▸ AVAILABLE RECORDS:

************

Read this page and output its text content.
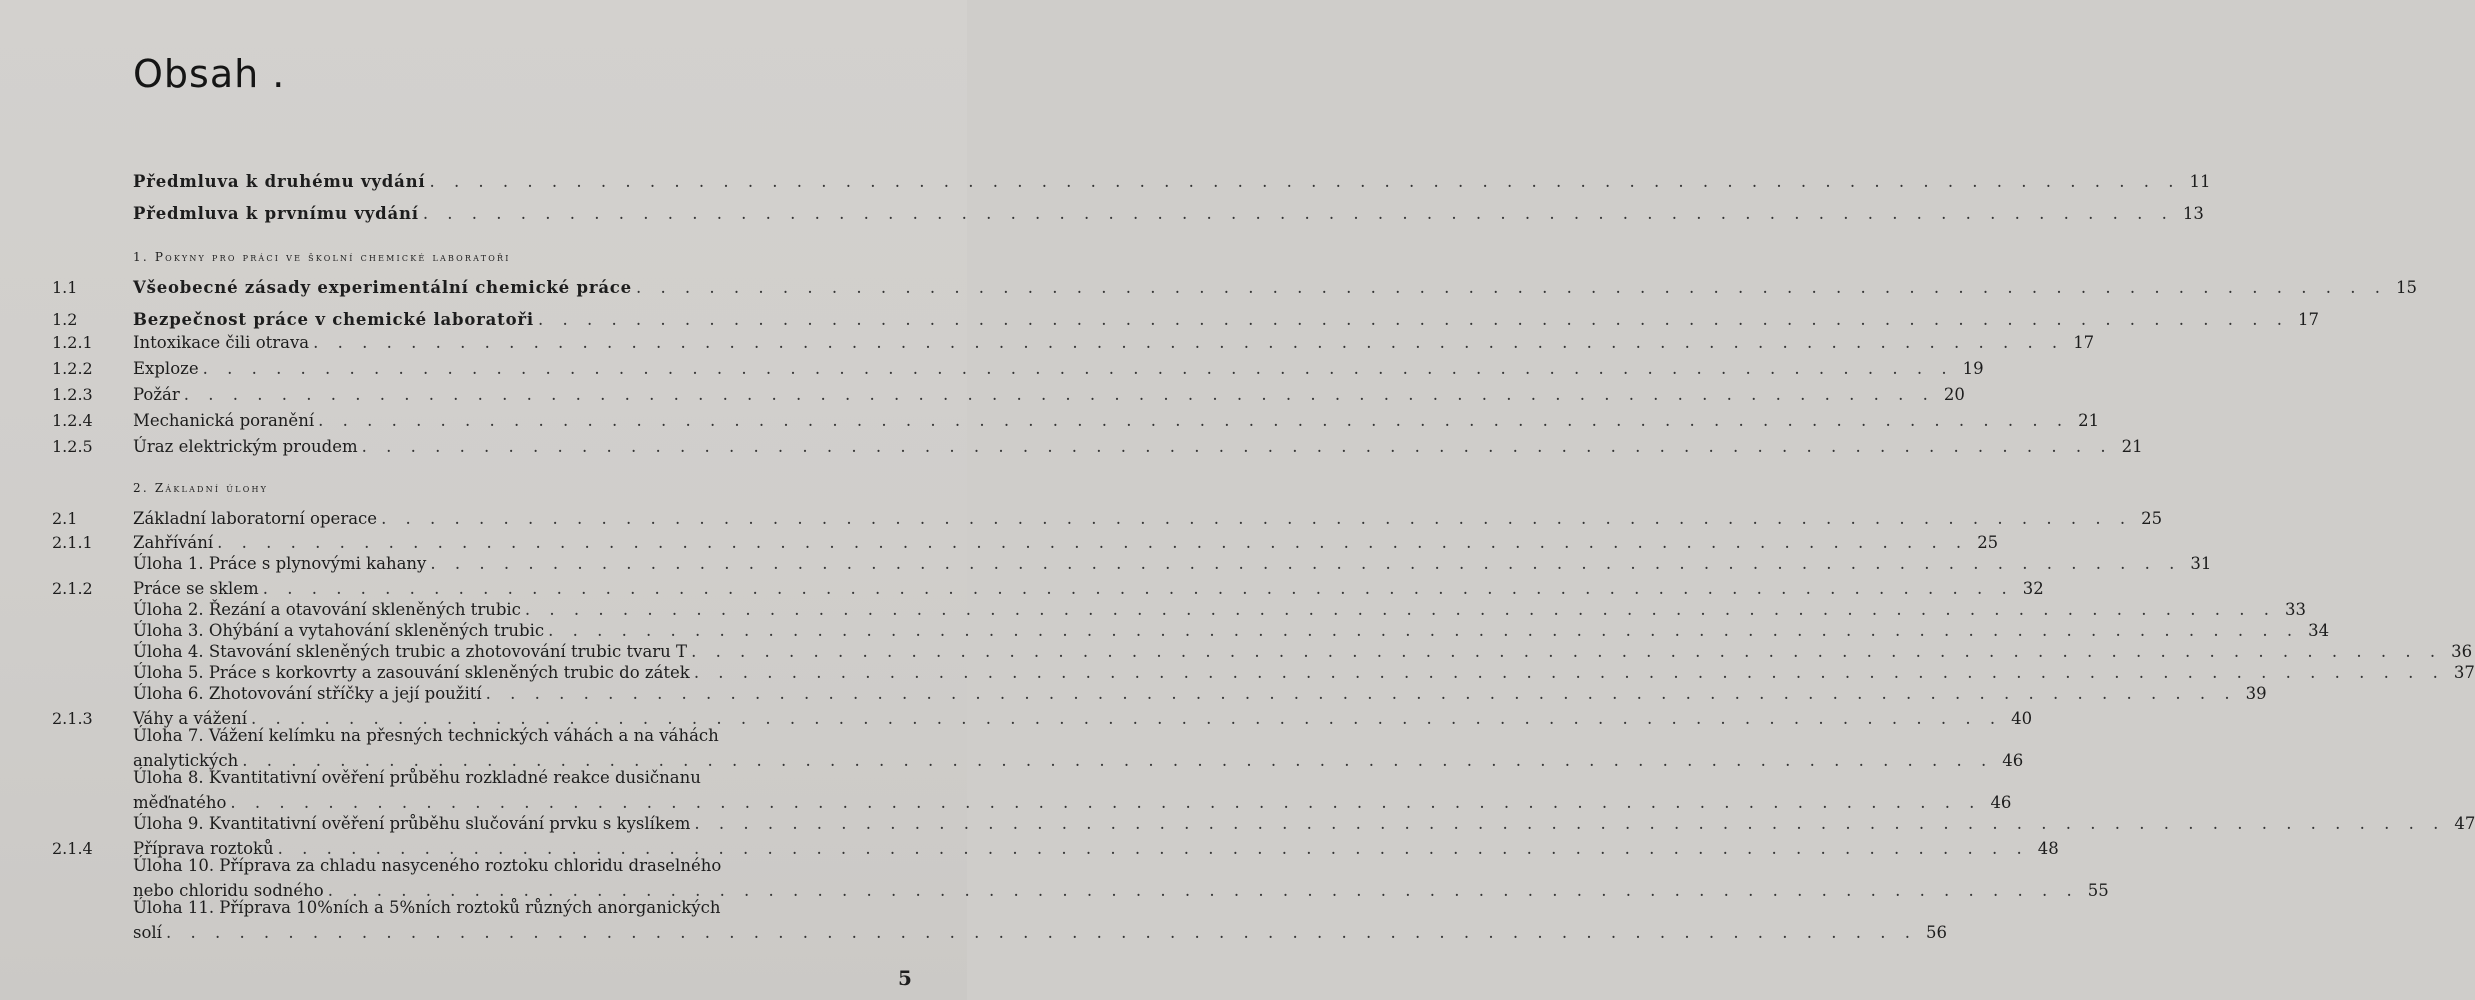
Obsah .
Předmluva k druhému vydání . . . . . . . . . . . . . . . . . . . . . . . . . . . . . . . . . . . . . . . . . . . . . . . . . . . . . . . . . . . . . . . . . . . . . . . . 11
Předmluva k prvnímu vydání . . . . . . . . . . . . . . . . . . . . . . . . . . . . . . . . . . . . . . . . . . . . . . . . . . . . . . . . . . . . . . . . . . . . . . . . 13
1. Pokyny pro práci ve školní chemické laboratoři
1.1	Všeobecné zásady experimentální chemické práce . . . . . . . . . . . . . . . . . . . . . . . . . . . . . . . . . . . . . . . . . . . . . . . . . . . . . . . . . . . . . . . . . . . . . . . . 15
1.2	Bezpečnost práce v chemické laboratoři . . . . . . . . . . . . . . . . . . . . . . . . . . . . . . . . . . . . . . . . . . . . . . . . . . . . . . . . . . . . . . . . . . . . . . . . 17
1.2.1 Intoxikace čili otrava . . . . . . . . . . . . . . . . . . . . . . . . . . . . . . . . . . . . . . . . . . . . . . . . . . . . . . . . . . . . . . . . . . . . . . . . 17
1.2.2 Exploze . . . . . . . . . . . . . . . . . . . . . . . . . . . . . . . . . . . . . . . . . . . . . . . . . . . . . . . . . . . . . . . . . . . . . . . . 19
1.2.3 Požár . . . . . . . . . . . . . . . . . . . . . . . . . . . . . . . . . . . . . . . . . . . . . . . . . . . . . . . . . . . . . . . . . . . . . . . . 20
1.2.4 Mechanická poranění . . . . . . . . . . . . . . . . . . . . . . . . . . . . . . . . . . . . . . . . . . . . . . . . . . . . . . . . . . . . . . . . . . . . . . . . 21
1.2.5 Úraz elektrickým proudem . . . . . . . . . . . . . . . . . . . . . . . . . . . . . . . . . . . . . . . . . . . . . . . . . . . . . . . . . . . . . . . . . . . . . . . . 21
2. Základní úlohy
2.1	Základní laboratorní operace . . . . . . . . . . . . . . . . . . . . . . . . . . . . . . . . . . . . . . . . . . . . . . . . . . . . . . . . . . . . . . . . . . . . . . . . 25
2.1.1 Zahřívání . . . . . . . . . . . . . . . . . . . . . . . . . . . . . . . . . . . . . . . . . . . . . . . . . . . . . . . . . . . . . . . . . . . . . . . . 25
Úloha 1. Práce s plynovými kahany . . . . . . . . . . . . . . . . . . . . . . . . . . . . . . . . . . . . . . . . . . . . . . . . . . . . . . . . . . . . . . . . . . . . . . . . 31
2.1.2 Práce se sklem . . . . . . . . . . . . . . . . . . . . . . . . . . . . . . . . . . . . . . . . . . . . . . . . . . . . . . . . . . . . . . . . . . . . . . . . 32
Úloha 2. Řezání a otavování skleněných trubic . . . . . . . . . . . . . . . . . . . . . . . . . . . . . . . . . . . . . . . . . . . . . . . . . . . . . . . . . . . . . . . . . . . . . . . . 33
Úloha 3. Ohýbání a vytahování skleněných trubic . . . . . . . . . . . . . . . . . . . . . . . . . . . . . . . . . . . . . . . . . . . . . . . . . . . . . . . . . . . . . . . . . . . . . . . . 34
Úloha 4. Stavování skleněných trubic a zhotovování trubic tvaru T . . . . . . . . . . . . . . . . . . . . . . . . . . . . . . . . . . . . . . . . . . . . . . . . . . . . . . . . . . . . . . . . . . . . . . . . 36
Úloha 5. Práce s korkovrty a zasouvání skleněných trubic do zátek . . . . . . . . . . . . . . . . . . . . . . . . . . . . . . . . . . . . . . . . . . . . . . . . . . . . . . . . . . . . . . . . . . . . . . . . 37
Úloha 6. Zhotovování stříčky a její použití . . . . . . . . . . . . . . . . . . . . . . . . . . . . . . . . . . . . . . . . . . . . . . . . . . . . . . . . . . . . . . . . . . . . . . . . 39
2.1.3 Váhy a vážení . . . . . . . . . . . . . . . . . . . . . . . . . . . . . . . . . . . . . . . . . . . . . . . . . . . . . . . . . . . . . . . . . . . . . . . . 40
Úloha 7. Vážení kelímku na přesných technických váhách a na váhách
analytických . . . . . . . . . . . . . . . . . . . . . . . . . . . . . . . . . . . . . . . . . . . . . . . . . . . . . . . . . . . . . . . . . . . . . . . . 46
Úloha 8. Kvantitativní ověření průběhu rozkladné reakce dusičnanu
měďnatého . . . . . . . . . . . . . . . . . . . . . . . . . . . . . . . . . . . . . . . . . . . . . . . . . . . . . . . . . . . . . . . . . . . . . . . . 46
Úloha 9. Kvantitativní ověření průběhu slučování prvku s kyslíkem . . . . . . . . . . . . . . . . . . . . . . . . . . . . . . . . . . . . . . . . . . . . . . . . . . . . . . . . . . . . . . . . . . . . . . . . 47
2.1.4 Příprava roztoků . . . . . . . . . . . . . . . . . . . . . . . . . . . . . . . . . . . . . . . . . . . . . . . . . . . . . . . . . . . . . . . . . . . . . . . . 48
Úloha 10. Příprava za chladu nasyceného roztoku chloridu draselného
nebo chloridu sodného . . . . . . . . . . . . . . . . . . . . . . . . . . . . . . . . . . . . . . . . . . . . . . . . . . . . . . . . . . . . . . . . . . . . . . . . 55
Úloha 11. Příprava 10%ních a 5%ních roztoků různých anorganických
solí . . . . . . . . . . . . . . . . . . . . . . . . . . . . . . . . . . . . . . . . . . . . . . . . . . . . . . . . . . . . . . . . . . . . . . . . 56
5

************

▸ PROBLEM STATEMENT:
Would you return the data exactly as written, without the pictures?

▸ CORRECT RESPONSE:
Read this page and output its text content.
Obsah .
Předmluva k druhému vydání . . . . . . . . . . . . . . . . . . . . . . . . . . . . . . . . . . . . . . . . . . . . . . . . . . . . . . . . . . . . . . . . . . . . . . . . 11
Předmluva k prvnímu vydání . . . . . . . . . . . . . . . . . . . . . . . . . . . . . . . . . . . . . . . . . . . . . . . . . . . . . . . . . . . . . . . . . . . . . . . . 13
1. Pokyny pro práci ve školní chemické laboratoři
1.1	Všeobecné zásady experimentální chemické práce . . . . . . . . . . . . . . . . . . . . . . . . . . . . . . . . . . . . . . . . . . . . . . . . . . . . . . . . . . . . . . . . . . . . . . . . 15
1.2	Bezpečnost práce v chemické laboratoři . . . . . . . . . . . . . . . . . . . . . . . . . . . . . . . . . . . . . . . . . . . . . . . . . . . . . . . . . . . . . . . . . . . . . . . . 17
1.2.1 Intoxikace čili otrava . . . . . . . . . . . . . . . . . . . . . . . . . . . . . . . . . . . . . . . . . . . . . . . . . . . . . . . . . . . . . . . . . . . . . . . . 17
1.2.2 Exploze . . . . . . . . . . . . . . . . . . . . . . . . . . . . . . . . . . . . . . . . . . . . . . . . . . . . . . . . . . . . . . . . . . . . . . . . 19
1.2.3 Požár . . . . . . . . . . . . . . . . . . . . . . . . . . . . . . . . . . . . . . . . . . . . . . . . . . . . . . . . . . . . . . . . . . . . . . . . 20
1.2.4 Mechanická poranění . . . . . . . . . . . . . . . . . . . . . . . . . . . . . . . . . . . . . . . . . . . . . . . . . . . . . . . . . . . . . . . . . . . . . . . . 21
1.2.5 Úraz elektrickým proudem . . . . . . . . . . . . . . . . . . . . . . . . . . . . . . . . . . . . . . . . . . . . . . . . . . . . . . . . . . . . . . . . . . . . . . . . 21
2. Základní úlohy
2.1	Základní laboratorní operace . . . . . . . . . . . . . . . . . . . . . . . . . . . . . . . . . . . . . . . . . . . . . . . . . . . . . . . . . . . . . . . . . . . . . . . . 25
2.1.1 Zahřívání . . . . . . . . . . . . . . . . . . . . . . . . . . . . . . . . . . . . . . . . . . . . . . . . . . . . . . . . . . . . . . . . . . . . . . . . 25
Úloha 1. Práce s plynovými kahany . . . . . . . . . . . . . . . . . . . . . . . . . . . . . . . . . . . . . . . . . . . . . . . . . . . . . . . . . . . . . . . . . . . . . . . . 31
2.1.2 Práce se sklem . . . . . . . . . . . . . . . . . . . . . . . . . . . . . . . . . . . . . . . . . . . . . . . . . . . . . . . . . . . . . . . . . . . . . . . . 32
Úloha 2. Řezání a otavování skleněných trubic . . . . . . . . . . . . . . . . . . . . . . . . . . . . . . . . . . . . . . . . . . . . . . . . . . . . . . . . . . . . . . . . . . . . . . . . 33
Úloha 3. Ohýbání a vytahování skleněných trubic . . . . . . . . . . . . . . . . . . . . . . . . . . . . . . . . . . . . . . . . . . . . . . . . . . . . . . . . . . . . . . . . . . . . . . . . 34
Úloha 4. Stavování skleněných trubic a zhotovování trubic tvaru T . . . . . . . . . . . . . . . . . . . . . . . . . . . . . . . . . . . . . . . . . . . . . . . . . . . . . . . . . . . . . . . . . . . . . . . . 36
Úloha 5. Práce s korkovrty a zasouvání skleněných trubic do zátek . . . . . . . . . . . . . . . . . . . . . . . . . . . . . . . . . . . . . . . . . . . . . . . . . . . . . . . . . . . . . . . . . . . . . . . . 37
Úloha 6. Zhotovování stříčky a její použití . . . . . . . . . . . . . . . . . . . . . . . . . . . . . . . . . . . . . . . . . . . . . . . . . . . . . . . . . . . . . . . . . . . . . . . . 39
2.1.3 Váhy a vážení . . . . . . . . . . . . . . . . . . . . . . . . . . . . . . . . . . . . . . . . . . . . . . . . . . . . . . . . . . . . . . . . . . . . . . . . 40
Úloha 7. Vážení kelímku na přesných technických váhách a na váhách
analytických . . . . . . . . . . . . . . . . . . . . . . . . . . . . . . . . . . . . . . . . . . . . . . . . . . . . . . . . . . . . . . . . . . . . . . . . 46
Úloha 8. Kvantitativní ověření průběhu rozkladné reakce dusičnanu
měďnatého . . . . . . . . . . . . . . . . . . . . . . . . . . . . . . . . . . . . . . . . . . . . . . . . . . . . . . . . . . . . . . . . . . . . . . . . 46
Úloha 9. Kvantitativní ověření průběhu slučování prvku s kyslíkem . . . . . . . . . . . . . . . . . . . . . . . . . . . . . . . . . . . . . . . . . . . . . . . . . . . . . . . . . . . . . . . . . . . . . . . . 47
2.1.4 Příprava roztoků . . . . . . . . . . . . . . . . . . . . . . . . . . . . . . . . . . . . . . . . . . . . . . . . . . . . . . . . . . . . . . . . . . . . . . . . 48
Úloha 10. Příprava za chladu nasyceného roztoku chloridu draselného
nebo chloridu sodného . . . . . . . . . . . . . . . . . . . . . . . . . . . . . . . . . . . . . . . . . . . . . . . . . . . . . . . . . . . . . . . . . . . . . . . . 55
Úloha 11. Příprava 10%ních a 5%ních roztoků různých anorganických
solí . . . . . . . . . . . . . . . . . . . . . . . . . . . . . . . . . . . . . . . . . . . . . . . . . . . . . . . . . . . . . . . . . . . . . . . . 56
5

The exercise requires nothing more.